## Text block

AMD CDNA Discussion Thread

Some Aldebaran bits from recent Linux Kernel commit => 2 dies + 128GB HBM2(e) confirmed

Code:
On newer heterogeneous systems from AMD with GPU nodes connected via
xGMI links to the CPUs, the GPU dies are interfaced with HBM2 memory.

This patchset applies on top of the following series by Yazen Ghannam
AMD MCA Address Translation Updates
[[URL]https://patchwork.kernel.org/project/linux-edac/list/?series=505989[/URL]]

This patchset does the following
1. Add support for northbridges on Aldebaran
   * x86/amd_nb: Add Aldebaran device to PCI IDs
   * x86/amd_nb: Add support for northbridges on Aldebaran
2. Add HBM memory type in EDAC
   * EDAC/mc: Add new HBM2 memory type
3. Modifies the amd64_edac module to
   a. Handle the UMCs on the noncpu nodes,
   * EDAC/mce_amd: extract node id from InstanceHi in IPID
   b. Enumerate HBM memory and add address translation
   * EDAC/amd64: Enumerate memory on noncpu nodes
   c. Address translation on Data Fabric version 3.5.
   * EDAC/amd64: Add address translation support for DF3.5
   * EDAC/amd64: Add fixed UMC to CS mapping


Aldebaran has 2 Dies (enumerated as a MCx, x= 8 ~ 15)
  Each Die has 4 UMCs (enumerated as csrowx, x=0~3)
  Each die has 2 root ports, with 4 misc port for each root.
  Each UMC manages 8 UMC channels each connected to 2GB of HBM memory.

## Data block
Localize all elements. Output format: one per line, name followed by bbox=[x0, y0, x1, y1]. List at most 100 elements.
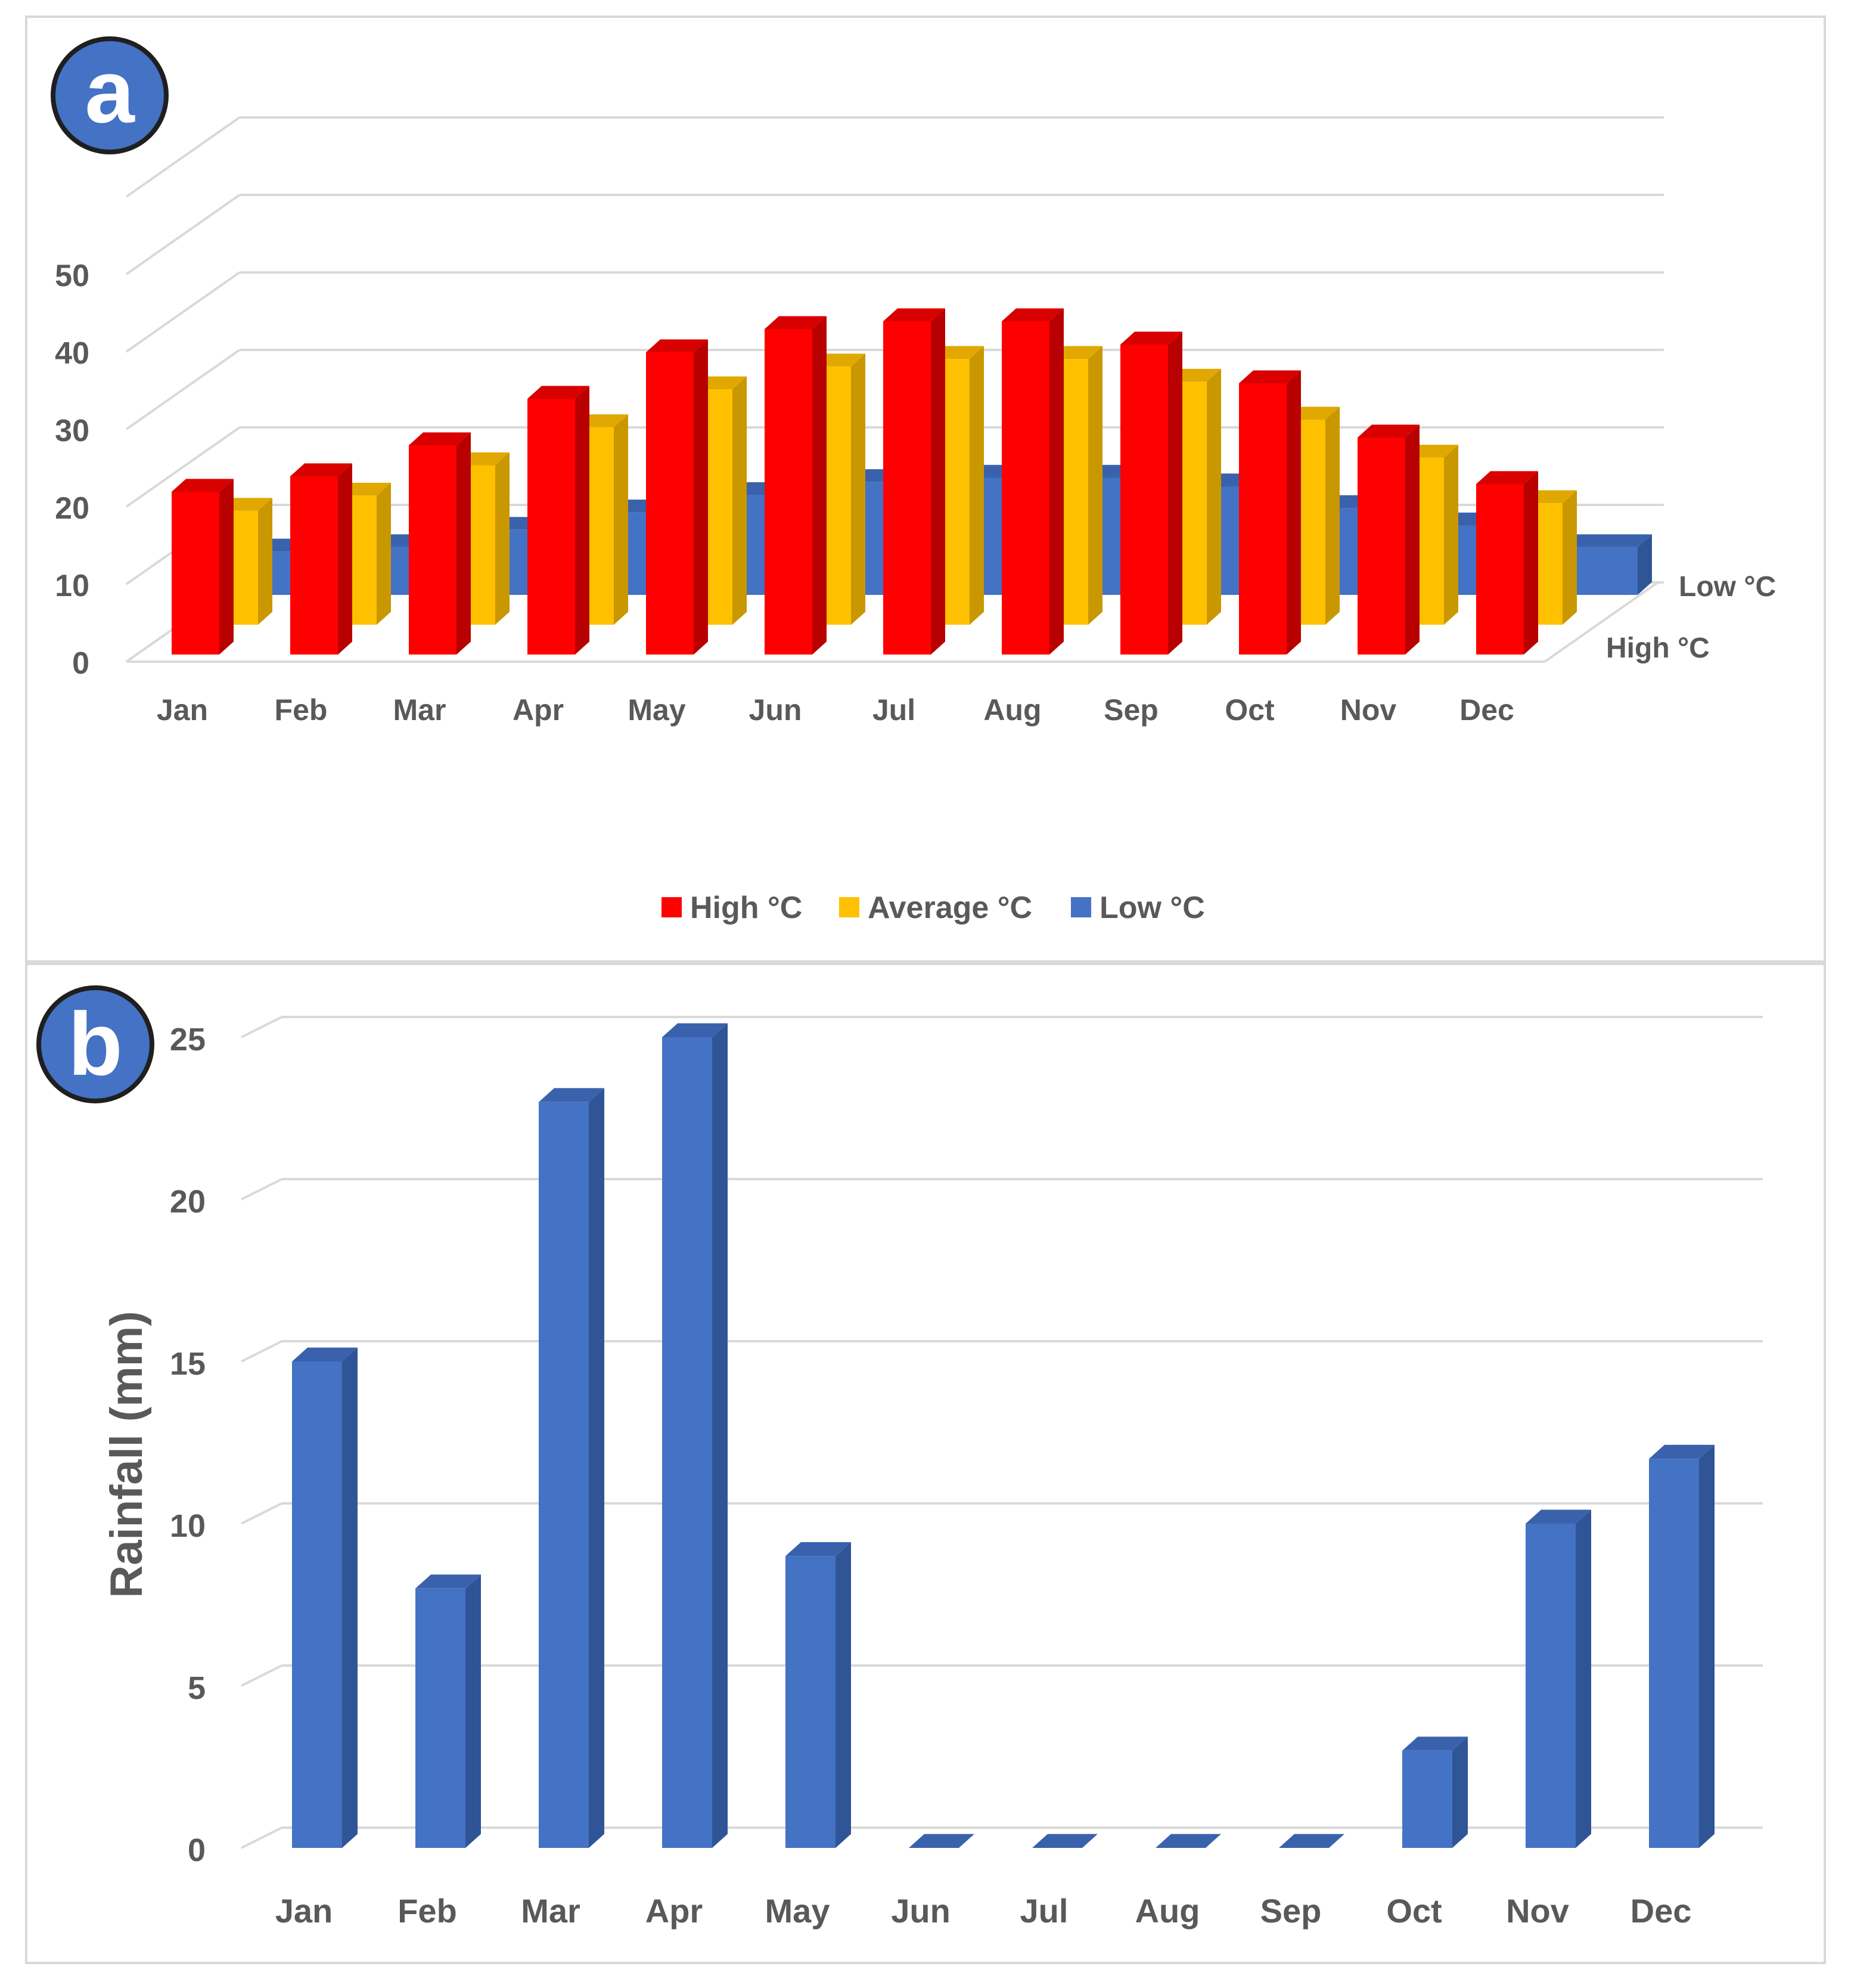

## What you will do
Answer these from the AMD CDNA thread:
(a) The patchset applies on top of which series, and by whom?
(b) How many UMCs does each Aldebaran die have?
(c) How much HBM memory is each UMC channel connected to?
The data is unrelated to the AMD CDNA thread.

## Answer below
(a) AMD MCA Address Translation Updates, by Yazen Ghannam
(b) 4
(c) 2GB